Return only the number of lines that hold "title".

===== Data rows

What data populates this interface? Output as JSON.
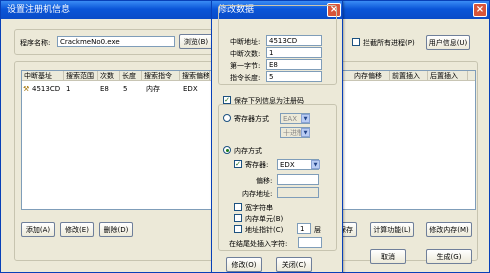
{
  "main": {
    "title": "设置注册机信息",
    "program_label": "程序名称:",
    "program_value": "CrackmeNo0.exe",
    "browse_label": "浏览(B)",
    "intercept_label": "拦截所有进程(P)",
    "user_info_label": "用户信息(U)",
    "columns": [
      "中断基址",
      "搜索范围",
      "次数",
      "长度",
      "搜索指令",
      "搜索偏移"
    ],
    "right_columns": [
      "内存偏移",
      "前置插入",
      "后置插入"
    ],
    "rows": [
      {
        "cells": [
          "4513CD",
          "1",
          "E8",
          "5",
          "内存",
          "EDX"
        ]
      }
    ],
    "add_label": "添加(A)",
    "modify_label": "修改(E)",
    "delete_label": "删除(D)",
    "save_label": "保存",
    "calc_label": "计算功能(L)",
    "modify_mem_label": "修改内存(M)",
    "cancel_label": "取消",
    "generate_label": "生成(G)"
  },
  "dialog": {
    "title": "修改数据",
    "addr_label": "中断地址:",
    "addr_value": "4513CD",
    "count_label": "中断次数:",
    "count_value": "1",
    "byte_label": "第一字节:",
    "byte_value": "E8",
    "len_label": "指令长度:",
    "len_value": "5",
    "save_check_label": "保存下列信息为注册码",
    "reg_mode_label": "寄存器方式",
    "reg_sel": "EAX",
    "fmt_sel": "十进制",
    "mem_mode_label": "内存方式",
    "mem_reg_label": "寄存器:",
    "mem_reg_value": "EDX",
    "offset_label": "偏移:",
    "mem_addr_label": "内存地址:",
    "wide_char_label": "宽字符串",
    "mem_unit_label": "内存单元(B)",
    "addr_ptr_label": "地址指针(C)",
    "layer_value": "1",
    "layer_label": "层",
    "tail_label": "在结尾处插入字符:",
    "ok_label": "修改(O)",
    "close_label": "关闭(C)"
  }
}
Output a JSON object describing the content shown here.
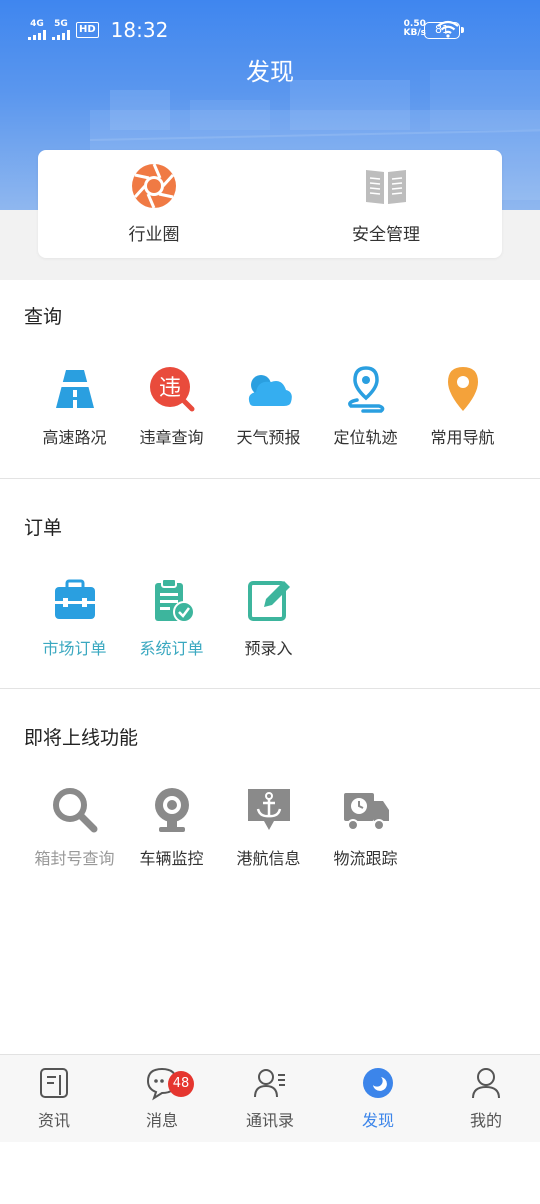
{
  "status_bar": {
    "signal1": "4G",
    "signal2": "5G",
    "hd": "HD",
    "time": "18:32",
    "speed_value": "0.50",
    "speed_unit": "KB/s",
    "battery": "81"
  },
  "header": {
    "title": "发现"
  },
  "quick_actions": [
    {
      "label": "行业圈",
      "icon": "aperture-icon"
    },
    {
      "label": "安全管理",
      "icon": "book-icon"
    }
  ],
  "query_section": {
    "title": "查询",
    "items": [
      {
        "label": "高速路况",
        "icon": "highway-icon"
      },
      {
        "label": "违章查询",
        "icon": "violation-icon",
        "icon_text": "违"
      },
      {
        "label": "天气预报",
        "icon": "cloud-icon"
      },
      {
        "label": "定位轨迹",
        "icon": "location-track-icon"
      },
      {
        "label": "常用导航",
        "icon": "map-pin-icon"
      }
    ]
  },
  "order_section": {
    "title": "订单",
    "items": [
      {
        "label": "市场订单",
        "icon": "briefcase-icon"
      },
      {
        "label": "系统订单",
        "icon": "clipboard-check-icon"
      },
      {
        "label": "预录入",
        "icon": "edit-icon"
      }
    ]
  },
  "upcoming_section": {
    "title": "即将上线功能",
    "items": [
      {
        "label": "箱封号查询",
        "icon": "search-icon"
      },
      {
        "label": "车辆监控",
        "icon": "webcam-icon"
      },
      {
        "label": "港航信息",
        "icon": "anchor-message-icon"
      },
      {
        "label": "物流跟踪",
        "icon": "truck-clock-icon"
      }
    ]
  },
  "tabbar": {
    "tabs": [
      {
        "label": "资讯",
        "icon": "news-icon"
      },
      {
        "label": "消息",
        "icon": "chat-icon",
        "badge": "48"
      },
      {
        "label": "通讯录",
        "icon": "contacts-icon"
      },
      {
        "label": "发现",
        "icon": "discover-icon",
        "active": true
      },
      {
        "label": "我的",
        "icon": "profile-icon"
      }
    ]
  },
  "colors": {
    "accent": "#3c85ea",
    "teal": "#3aa8c0",
    "badge": "#e5362f"
  }
}
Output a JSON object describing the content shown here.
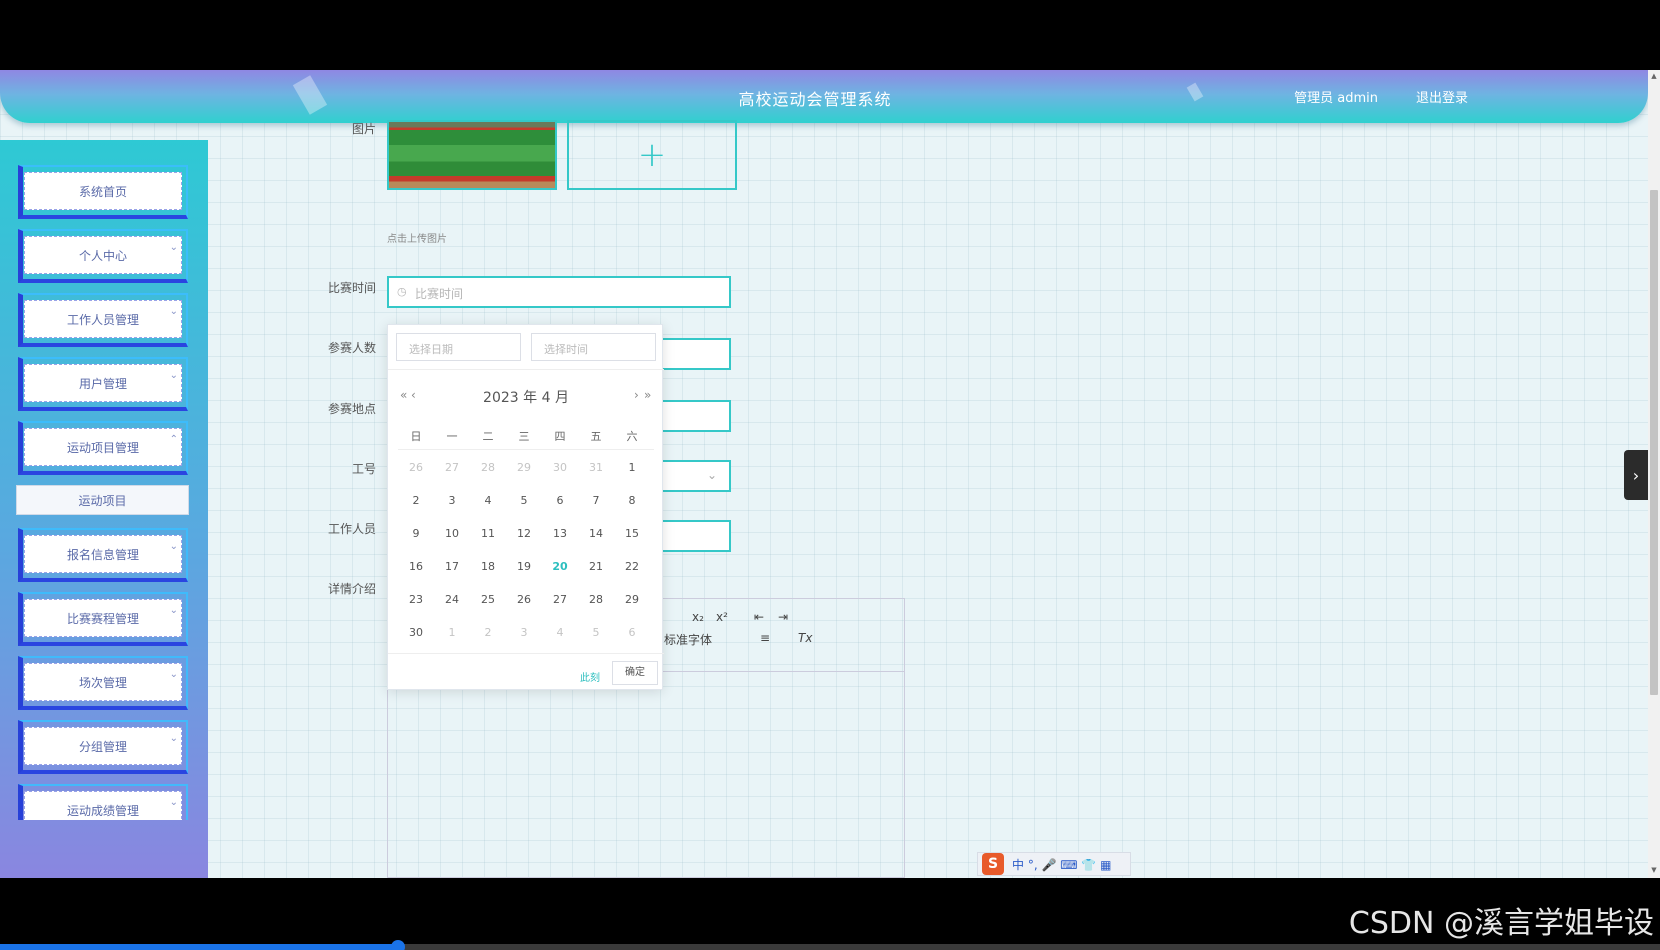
{
  "app": {
    "title": "高校运动会管理系统",
    "user": "管理员 admin",
    "logout": "退出登录"
  },
  "sidebar": {
    "items": [
      {
        "label": "系统首页",
        "chevron": ""
      },
      {
        "label": "个人中心",
        "chevron": "⌄"
      },
      {
        "label": "工作人员管理",
        "chevron": "⌄"
      },
      {
        "label": "用户管理",
        "chevron": "⌄"
      },
      {
        "label": "运动项目管理",
        "chevron": "⌃"
      },
      {
        "label": "报名信息管理",
        "chevron": "⌄"
      },
      {
        "label": "比赛赛程管理",
        "chevron": "⌄"
      },
      {
        "label": "场次管理",
        "chevron": "⌄"
      },
      {
        "label": "分组管理",
        "chevron": "⌄"
      },
      {
        "label": "运动成绩管理",
        "chevron": "⌄"
      }
    ],
    "submenu": {
      "label": "运动项目"
    }
  },
  "form": {
    "labels": {
      "image": "图片",
      "time": "比赛时间",
      "count": "参赛人数",
      "place": "参赛地点",
      "staff_no": "工号",
      "staff": "工作人员",
      "detail": "详情介绍"
    },
    "upload_tip": "点击上传图片",
    "time_placeholder": "比赛时间"
  },
  "datepicker": {
    "date_placeholder": "选择日期",
    "time_placeholder": "选择时间",
    "year_label": "2023 年",
    "month_label": "4 月",
    "prev_year": "«",
    "prev_month": "‹",
    "next_month": "›",
    "next_year": "»",
    "weekdays": [
      "日",
      "一",
      "二",
      "三",
      "四",
      "五",
      "六"
    ],
    "weeks": [
      [
        "26",
        "27",
        "28",
        "29",
        "30",
        "31",
        "1"
      ],
      [
        "2",
        "3",
        "4",
        "5",
        "6",
        "7",
        "8"
      ],
      [
        "9",
        "10",
        "11",
        "12",
        "13",
        "14",
        "15"
      ],
      [
        "16",
        "17",
        "18",
        "19",
        "20",
        "21",
        "22"
      ],
      [
        "23",
        "24",
        "25",
        "26",
        "27",
        "28",
        "29"
      ],
      [
        "30",
        "1",
        "2",
        "3",
        "4",
        "5",
        "6"
      ]
    ],
    "today": "20",
    "now_label": "此刻",
    "ok_label": "确定"
  },
  "editor": {
    "toolbar": [
      "x₂",
      "x²",
      "⇤",
      "⇥",
      "标准字体",
      "≡",
      "Tx"
    ]
  },
  "ime": {
    "logo": "S",
    "text": "中 °, 🎤 ⌨ 👕 ▦"
  },
  "watermark": "CSDN @溪言学姐毕设"
}
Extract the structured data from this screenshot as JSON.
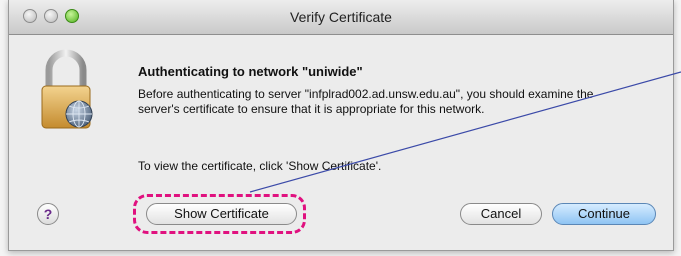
{
  "window": {
    "title": "Verify Certificate"
  },
  "content": {
    "heading": "Authenticating to network \"uniwide\"",
    "paragraph": "Before authenticating to server \"infplrad002.ad.unsw.edu.au\", you should examine the server's certificate to ensure that it is appropriate for this network.",
    "instruction": "To view the certificate, click 'Show Certificate'."
  },
  "buttons": {
    "help": "?",
    "show_certificate": "Show Certificate",
    "cancel": "Cancel",
    "continue": "Continue"
  },
  "colors": {
    "annotation": "#e0117f",
    "default_button": "#8fc4f3"
  },
  "icons": [
    "padlock-globe-icon",
    "help-icon"
  ]
}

==========

### Response to this task
8